Provided information ->
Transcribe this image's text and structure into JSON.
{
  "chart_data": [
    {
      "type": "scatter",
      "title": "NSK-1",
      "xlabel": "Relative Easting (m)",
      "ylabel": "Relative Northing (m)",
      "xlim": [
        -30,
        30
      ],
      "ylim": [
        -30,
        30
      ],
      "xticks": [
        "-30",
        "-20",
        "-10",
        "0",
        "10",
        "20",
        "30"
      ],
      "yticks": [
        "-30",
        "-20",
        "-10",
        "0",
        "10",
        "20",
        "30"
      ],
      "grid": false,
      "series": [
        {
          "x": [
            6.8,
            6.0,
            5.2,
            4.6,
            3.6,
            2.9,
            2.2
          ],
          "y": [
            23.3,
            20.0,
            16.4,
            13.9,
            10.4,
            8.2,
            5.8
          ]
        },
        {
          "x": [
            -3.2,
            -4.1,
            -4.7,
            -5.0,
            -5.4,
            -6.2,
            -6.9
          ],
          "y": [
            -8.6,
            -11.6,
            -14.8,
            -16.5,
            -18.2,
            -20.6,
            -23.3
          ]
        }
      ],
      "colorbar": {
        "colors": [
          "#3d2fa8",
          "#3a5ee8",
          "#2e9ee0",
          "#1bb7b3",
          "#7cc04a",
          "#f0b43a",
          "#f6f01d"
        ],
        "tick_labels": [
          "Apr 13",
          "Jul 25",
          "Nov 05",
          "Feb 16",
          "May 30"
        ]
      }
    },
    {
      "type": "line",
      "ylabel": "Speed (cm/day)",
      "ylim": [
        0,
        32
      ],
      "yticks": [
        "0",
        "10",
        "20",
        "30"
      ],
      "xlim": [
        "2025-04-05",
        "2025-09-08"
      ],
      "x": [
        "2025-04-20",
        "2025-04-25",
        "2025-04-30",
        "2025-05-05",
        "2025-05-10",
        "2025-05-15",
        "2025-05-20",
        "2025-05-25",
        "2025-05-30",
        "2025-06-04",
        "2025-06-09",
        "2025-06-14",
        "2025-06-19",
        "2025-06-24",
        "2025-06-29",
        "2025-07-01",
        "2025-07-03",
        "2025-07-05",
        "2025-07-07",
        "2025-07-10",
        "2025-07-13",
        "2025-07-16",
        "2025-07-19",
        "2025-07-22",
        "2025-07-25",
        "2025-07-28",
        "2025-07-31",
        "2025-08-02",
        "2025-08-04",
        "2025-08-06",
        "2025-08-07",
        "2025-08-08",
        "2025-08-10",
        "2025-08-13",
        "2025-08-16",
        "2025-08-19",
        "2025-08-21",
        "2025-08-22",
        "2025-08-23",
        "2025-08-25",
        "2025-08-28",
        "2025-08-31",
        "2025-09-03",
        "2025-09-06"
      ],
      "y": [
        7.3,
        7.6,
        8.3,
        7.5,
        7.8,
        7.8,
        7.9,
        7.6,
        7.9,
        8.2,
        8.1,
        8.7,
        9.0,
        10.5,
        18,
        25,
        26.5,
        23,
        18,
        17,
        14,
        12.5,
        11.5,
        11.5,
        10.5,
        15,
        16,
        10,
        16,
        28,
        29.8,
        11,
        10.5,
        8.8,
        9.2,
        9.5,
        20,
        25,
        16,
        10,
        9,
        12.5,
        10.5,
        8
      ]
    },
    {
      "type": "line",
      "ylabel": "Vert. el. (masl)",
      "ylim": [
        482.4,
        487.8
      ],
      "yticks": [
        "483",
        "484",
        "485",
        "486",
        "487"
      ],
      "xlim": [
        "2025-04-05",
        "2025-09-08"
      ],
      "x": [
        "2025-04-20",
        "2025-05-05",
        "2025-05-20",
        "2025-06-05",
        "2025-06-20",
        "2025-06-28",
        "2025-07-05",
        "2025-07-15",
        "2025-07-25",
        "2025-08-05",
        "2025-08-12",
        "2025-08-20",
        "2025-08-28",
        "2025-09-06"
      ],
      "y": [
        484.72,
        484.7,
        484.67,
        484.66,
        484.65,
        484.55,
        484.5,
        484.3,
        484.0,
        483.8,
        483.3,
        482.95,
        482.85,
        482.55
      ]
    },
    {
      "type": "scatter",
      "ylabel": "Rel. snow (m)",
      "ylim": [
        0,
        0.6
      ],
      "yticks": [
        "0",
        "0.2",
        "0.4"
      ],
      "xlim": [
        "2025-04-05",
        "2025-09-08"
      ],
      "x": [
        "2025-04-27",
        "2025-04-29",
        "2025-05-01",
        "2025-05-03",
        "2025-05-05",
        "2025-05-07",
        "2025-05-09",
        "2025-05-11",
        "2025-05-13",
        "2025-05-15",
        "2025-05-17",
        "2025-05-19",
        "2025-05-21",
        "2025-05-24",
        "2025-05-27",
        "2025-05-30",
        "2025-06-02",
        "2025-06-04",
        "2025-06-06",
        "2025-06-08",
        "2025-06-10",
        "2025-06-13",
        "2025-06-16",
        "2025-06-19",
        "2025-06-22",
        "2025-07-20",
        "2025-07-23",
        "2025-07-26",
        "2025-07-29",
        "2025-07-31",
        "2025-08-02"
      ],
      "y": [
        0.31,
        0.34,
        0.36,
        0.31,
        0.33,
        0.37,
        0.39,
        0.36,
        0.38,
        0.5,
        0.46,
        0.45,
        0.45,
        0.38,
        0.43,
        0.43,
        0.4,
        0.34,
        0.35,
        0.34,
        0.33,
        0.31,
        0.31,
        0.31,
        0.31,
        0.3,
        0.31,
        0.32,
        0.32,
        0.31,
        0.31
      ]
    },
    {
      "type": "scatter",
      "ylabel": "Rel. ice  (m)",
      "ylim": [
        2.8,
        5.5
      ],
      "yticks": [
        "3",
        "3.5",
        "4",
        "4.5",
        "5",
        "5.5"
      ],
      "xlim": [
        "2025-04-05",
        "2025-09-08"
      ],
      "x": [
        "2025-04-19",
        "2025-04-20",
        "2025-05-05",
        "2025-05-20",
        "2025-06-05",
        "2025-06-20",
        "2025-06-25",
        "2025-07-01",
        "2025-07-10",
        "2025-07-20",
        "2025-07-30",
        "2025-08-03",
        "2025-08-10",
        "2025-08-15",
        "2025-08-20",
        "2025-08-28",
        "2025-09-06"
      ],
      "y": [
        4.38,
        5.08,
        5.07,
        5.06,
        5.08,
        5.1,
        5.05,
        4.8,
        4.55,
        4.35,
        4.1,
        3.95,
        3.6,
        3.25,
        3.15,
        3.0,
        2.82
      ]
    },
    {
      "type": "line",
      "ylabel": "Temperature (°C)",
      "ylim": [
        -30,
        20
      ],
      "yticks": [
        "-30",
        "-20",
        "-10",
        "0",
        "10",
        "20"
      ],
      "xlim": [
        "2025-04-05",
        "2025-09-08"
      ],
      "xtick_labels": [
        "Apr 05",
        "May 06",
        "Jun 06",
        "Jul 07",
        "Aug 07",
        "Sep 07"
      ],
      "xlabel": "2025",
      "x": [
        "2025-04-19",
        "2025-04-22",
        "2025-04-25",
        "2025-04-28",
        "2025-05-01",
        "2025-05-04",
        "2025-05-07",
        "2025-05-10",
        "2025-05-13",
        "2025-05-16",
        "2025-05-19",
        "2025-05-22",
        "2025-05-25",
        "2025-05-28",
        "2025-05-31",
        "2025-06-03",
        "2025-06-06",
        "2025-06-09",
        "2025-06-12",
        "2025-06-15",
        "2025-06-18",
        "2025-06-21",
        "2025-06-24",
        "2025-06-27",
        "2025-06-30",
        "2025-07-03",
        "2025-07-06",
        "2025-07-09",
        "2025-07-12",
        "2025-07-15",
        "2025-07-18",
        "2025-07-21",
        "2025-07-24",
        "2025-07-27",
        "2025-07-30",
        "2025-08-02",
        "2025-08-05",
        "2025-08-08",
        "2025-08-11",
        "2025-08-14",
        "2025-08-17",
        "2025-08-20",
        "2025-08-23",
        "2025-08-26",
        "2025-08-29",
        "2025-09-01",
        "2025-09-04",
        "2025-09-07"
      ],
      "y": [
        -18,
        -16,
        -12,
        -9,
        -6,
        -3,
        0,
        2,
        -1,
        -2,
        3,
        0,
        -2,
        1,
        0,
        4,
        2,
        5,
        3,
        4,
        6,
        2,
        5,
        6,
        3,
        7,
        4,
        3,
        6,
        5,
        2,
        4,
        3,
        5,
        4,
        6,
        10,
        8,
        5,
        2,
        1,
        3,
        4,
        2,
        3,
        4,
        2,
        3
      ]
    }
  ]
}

Challenge ->
Find the lines containing "Relative" and list every one of them.

Output ->
      "xlabel": "Relative Easting (m)",
      "ylabel": "Relative Northing (m)",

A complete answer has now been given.